Work to complete
Skip the images and copy each record exactly as written.

Entries provided
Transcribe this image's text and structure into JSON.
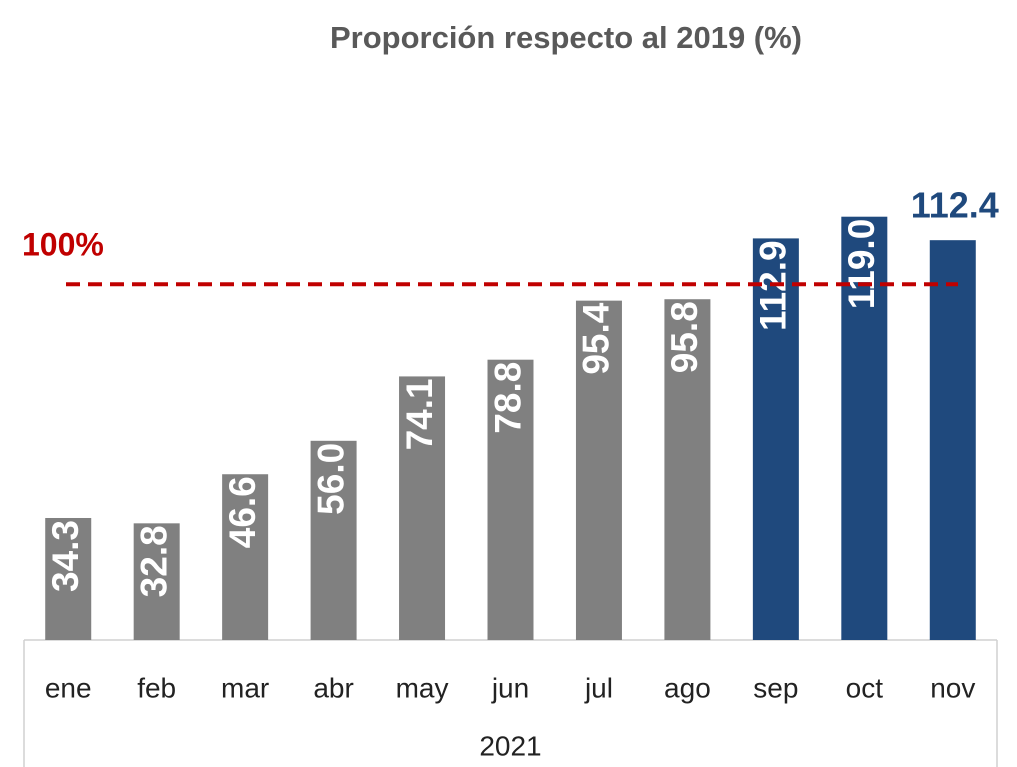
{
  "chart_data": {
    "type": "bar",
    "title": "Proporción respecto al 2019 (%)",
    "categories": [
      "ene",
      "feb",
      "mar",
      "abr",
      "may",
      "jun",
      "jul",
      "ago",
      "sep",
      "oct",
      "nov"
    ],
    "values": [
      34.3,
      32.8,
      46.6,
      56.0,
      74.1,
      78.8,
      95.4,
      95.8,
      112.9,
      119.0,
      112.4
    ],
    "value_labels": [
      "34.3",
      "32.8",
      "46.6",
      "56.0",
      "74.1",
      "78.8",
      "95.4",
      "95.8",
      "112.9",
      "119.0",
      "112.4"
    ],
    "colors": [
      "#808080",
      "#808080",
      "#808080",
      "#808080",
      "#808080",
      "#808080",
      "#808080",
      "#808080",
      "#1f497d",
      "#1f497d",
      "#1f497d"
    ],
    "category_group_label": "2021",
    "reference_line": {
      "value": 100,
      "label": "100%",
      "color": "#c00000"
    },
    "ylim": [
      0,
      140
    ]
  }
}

Result below
Transcribe this image's text and structure into JSON.
{
  "chart_data": {
    "type": "bar",
    "title": "Proporción respecto al 2019 (%)",
    "categories": [
      "ene",
      "feb",
      "mar",
      "abr",
      "may",
      "jun",
      "jul",
      "ago",
      "sep",
      "oct",
      "nov"
    ],
    "values": [
      34.3,
      32.8,
      46.6,
      56.0,
      74.1,
      78.8,
      95.4,
      95.8,
      112.9,
      119.0,
      112.4
    ],
    "value_labels": [
      "34.3",
      "32.8",
      "46.6",
      "56.0",
      "74.1",
      "78.8",
      "95.4",
      "95.8",
      "112.9",
      "119.0",
      "112.4"
    ],
    "colors": [
      "#808080",
      "#808080",
      "#808080",
      "#808080",
      "#808080",
      "#808080",
      "#808080",
      "#808080",
      "#1f497d",
      "#1f497d",
      "#1f497d"
    ],
    "category_group_label": "2021",
    "reference_line": {
      "value": 100,
      "label": "100%",
      "color": "#c00000"
    },
    "ylim": [
      0,
      140
    ]
  }
}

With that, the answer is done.